→ **Objectifs**
1. D'après le texte sur l'histoire de la géodésie, qu'est-ce qui provoquait les séismes selon Thalès ?
2. Reprenez le texte sur l'histoire de la géodésie après sa dernière phrase et poursuivez-le.

→ **Texte fourni**
+--

Daniel Raymond, ancien maître de conférences à l'Université Pierre et Marie Curie est un habitué de nos
réunions. Aujourd'hui, le sujet de son exposé La forme de la Terre, d'Aristote aux satellites géodésiques, est un peu
particulier pour la SAGA puisqu'il ne traite pas de Géologie, mais de Géodésie, plus précisément de l'histoire
de la Géodésie, histoire passionnante et peu connue du grand public.
Au IIe siècle av. J.-C., les Grecs savaient que la Terre était ronde et avaient même mesuré son rayon avec une remarquable précision. L'idée s'est ensuite perdue au Moyen-Age avant d'être réintroduite. Au début du XVIIe siècle, Descartes posa la question de la rotondité de la Terre en termes scientifiques, ce fut le début d'une longue controverse qui conclut au siècle suivant que la Terre était aplatie aux pôles et avait la forme d'un ellipsoïde. Plus près de nous, les satellites nous ont donné une géométrie très précise de la Terre permettant de mesurer les écarts par rapport à cet ellipsoïde.
Cette conférence présente les grandes étapes de notre connaissance de la forme de notre planète.
Les cosmogonies des civilisations très anciennes, chinoise, indienne ou sumérienne, considéraient que la Terre était plate ; l'idée reposait sur la perception par l'Homme de son environnement immédiat et sur des croyances religieuses.
Les premiers philosophes grecs pensaient de même : pour Thalès (625 - 545 av. J.-C.), la Terre était un disque plat posé sur l'eau dont l'agitation épisodique provoquait les séismes. Le premier pas vers la notion de courbure vint d'Anaximandre, un de ses disciples : observant la courbure de l'horizon marin, il émit l'idée d'une Terre ayant la forme d'un cylindre flottant dans un univers infini.
L'idée fut ensuite énoncée par plusieurs philosophes, pas toujours avec des preuves concrètes ; Platon (428 - 348 av. J.-C.) par exemple, pensait que la Terre était une boule parce qu'elle était au centre de l'univers et qu'elle ne pouvait pas avoir une autre forme. Aristote (384 - 322 av. J.-C.) apporta des arguments factuels au raisonnement philosophique :
Quelques années plus tard, Aristarque de Samos (310 - 230 av. J.-C.), reprenant l'hypothèse de la rotondité de la Terre,
mit au point une méthode correcte d'évaluation de la distance Terre - Lune et fut le premier à proposer que la Terre tourne
autour du Soleil, ce qui d'ailleurs lui valut les foudres des Stoïciens.
![]() L'expérience d'Eratosthène |
Mais c'est Eratosthène (environ 276 - 175 av. J.-C.) qui fit faire un progrès décisif à notre connaissance sur la forme de la Terre. On lui doit une carte du monde, et on lui attribue les premières mesures de la circonférence et du rayon de la Terre (sans preuves formelles il est vrai) grâce à une expérience fort ingénieuse :
Plus de 20 siècles après l'expérience, on est impressionné par sa beauté et la précision du résultat, moins de 2% d'erreur !

+--

(Annotations de boîtes englobantes)
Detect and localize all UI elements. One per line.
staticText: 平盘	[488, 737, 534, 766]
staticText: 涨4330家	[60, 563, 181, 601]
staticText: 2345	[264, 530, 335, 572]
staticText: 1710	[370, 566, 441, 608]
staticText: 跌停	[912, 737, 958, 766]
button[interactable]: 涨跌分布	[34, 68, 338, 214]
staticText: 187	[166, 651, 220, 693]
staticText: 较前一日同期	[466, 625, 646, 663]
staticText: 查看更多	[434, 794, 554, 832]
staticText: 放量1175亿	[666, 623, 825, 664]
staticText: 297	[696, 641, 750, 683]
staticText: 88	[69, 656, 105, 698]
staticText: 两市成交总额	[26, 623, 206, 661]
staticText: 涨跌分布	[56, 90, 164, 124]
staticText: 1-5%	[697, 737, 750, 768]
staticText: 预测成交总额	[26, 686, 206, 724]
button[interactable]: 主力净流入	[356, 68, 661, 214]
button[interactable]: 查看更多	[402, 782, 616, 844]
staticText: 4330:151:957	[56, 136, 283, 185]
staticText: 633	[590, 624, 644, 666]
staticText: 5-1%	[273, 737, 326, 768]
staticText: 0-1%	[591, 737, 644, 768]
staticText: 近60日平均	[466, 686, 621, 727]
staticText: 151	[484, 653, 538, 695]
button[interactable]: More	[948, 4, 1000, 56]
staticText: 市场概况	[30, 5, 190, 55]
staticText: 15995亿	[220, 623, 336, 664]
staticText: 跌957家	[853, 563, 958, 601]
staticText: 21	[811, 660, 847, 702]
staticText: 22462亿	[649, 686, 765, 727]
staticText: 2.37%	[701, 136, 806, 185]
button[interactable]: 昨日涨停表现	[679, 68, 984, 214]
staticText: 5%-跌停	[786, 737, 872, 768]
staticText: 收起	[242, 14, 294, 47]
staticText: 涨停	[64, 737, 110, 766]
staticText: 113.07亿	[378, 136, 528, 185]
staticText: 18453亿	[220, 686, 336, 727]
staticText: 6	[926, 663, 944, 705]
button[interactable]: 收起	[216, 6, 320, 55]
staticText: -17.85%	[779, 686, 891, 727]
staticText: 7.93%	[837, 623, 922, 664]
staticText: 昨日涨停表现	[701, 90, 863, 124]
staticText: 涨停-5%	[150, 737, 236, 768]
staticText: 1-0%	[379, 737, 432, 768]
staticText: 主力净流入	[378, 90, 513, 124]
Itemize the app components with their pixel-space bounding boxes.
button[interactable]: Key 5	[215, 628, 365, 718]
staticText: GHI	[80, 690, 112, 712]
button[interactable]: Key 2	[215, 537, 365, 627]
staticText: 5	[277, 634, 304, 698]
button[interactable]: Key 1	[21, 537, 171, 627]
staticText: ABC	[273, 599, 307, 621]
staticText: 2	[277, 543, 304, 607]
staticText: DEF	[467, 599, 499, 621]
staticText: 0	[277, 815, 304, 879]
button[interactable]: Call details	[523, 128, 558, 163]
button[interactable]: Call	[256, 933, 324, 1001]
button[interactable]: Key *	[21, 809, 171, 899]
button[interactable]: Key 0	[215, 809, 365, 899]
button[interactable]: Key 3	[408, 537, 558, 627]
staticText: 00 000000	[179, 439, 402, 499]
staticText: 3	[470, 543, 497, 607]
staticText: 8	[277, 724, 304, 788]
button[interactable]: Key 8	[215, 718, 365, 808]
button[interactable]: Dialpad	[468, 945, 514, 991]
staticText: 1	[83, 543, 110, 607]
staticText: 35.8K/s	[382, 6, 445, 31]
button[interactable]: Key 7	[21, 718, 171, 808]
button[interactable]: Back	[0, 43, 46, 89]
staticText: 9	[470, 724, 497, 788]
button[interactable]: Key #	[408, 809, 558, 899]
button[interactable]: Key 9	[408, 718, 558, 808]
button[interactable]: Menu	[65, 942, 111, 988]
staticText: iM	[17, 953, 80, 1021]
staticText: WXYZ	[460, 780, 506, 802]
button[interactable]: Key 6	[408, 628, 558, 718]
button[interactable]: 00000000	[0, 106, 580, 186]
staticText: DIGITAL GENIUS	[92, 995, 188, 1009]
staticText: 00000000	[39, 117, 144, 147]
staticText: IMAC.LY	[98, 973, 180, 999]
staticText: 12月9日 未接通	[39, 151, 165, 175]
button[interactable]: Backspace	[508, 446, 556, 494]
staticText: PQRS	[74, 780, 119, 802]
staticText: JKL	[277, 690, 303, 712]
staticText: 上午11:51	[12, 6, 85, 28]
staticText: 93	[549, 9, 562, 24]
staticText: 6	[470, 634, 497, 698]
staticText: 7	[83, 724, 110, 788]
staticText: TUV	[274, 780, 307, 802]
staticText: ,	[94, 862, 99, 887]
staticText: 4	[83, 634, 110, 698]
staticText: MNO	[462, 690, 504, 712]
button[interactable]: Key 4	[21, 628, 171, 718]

+--

→ **Réponses dans l'ordre**
1. L'agitation épisodique de l'eau sur laquelle était posé le disque plat de la Terre.

2.
![]() Une carte terrarum orbis du Ve siècle |
Après ces avancées, le Moyen Age apparaît comme une longue période où la science progresse peu et où l'Eglise se méfie des savants. On peut à titre d'exemple, citer la représentation de la Terre dite en TO (terrarum orbis) : un cercle divisé en trois parties séparées par des bras de mer : en haut, l'Asie et en bas, l'Europe à gauche et l'Afrique à droite. Cette image traduit l'idée d'une Terre ronde, fondée sur les croyances et les interprétations religieuses de l'époque : la Sainte Trinité, le paradis terrestre en Orient, le peuplement de la Terre par les trois fils de Noë. La Renaissance apporta peu de progrès significatifs dans ce domaine, malgré la carte du monde de Léonard de Vinci.
Si l'idée d'une Terre sphérique est très ancienne, celle d'une sphère imparfaite est beaucoup plus récente. Descartes (1596 - 1650) posa la question pour la première fois... en se trompant, car il pensait que la rotation de la Terre sur elle-même devait lui donner une forme allongée suivant l'axe des pôles. L'hypothèse fut reprise par deux astronomes directeurs de l'Observatoire de Paris, Jean-Dominique Cassini (1625 - 1712), le découvreur des anneaux de Saturne et son fils Jacques Cassini (1677 - 1756). A la même époque, Isaac Newton (1642 - 1724), avança l'hypothèse contraire : la Terre, fluide lors de sa formation, avait acquis sous l'effet de la force axifuge, la forme d'un ellipsoïde aplati aux pôles.
Ainisi naquit une âpre controverse scientifique. Qui avait raison ?
![]() Carte de France de Cassini |
La querelle entre Cassiniens et Newtoniens coïncida avec une préoccupation pratique de l'époque, celle d'avoir une carte de France précise. Sur ordre de Louis XIV, Colbert chargea en 1683 l'Académie des Sciences de s'attaquer à cette tâche qui fut confiée aux Cassini père et fils.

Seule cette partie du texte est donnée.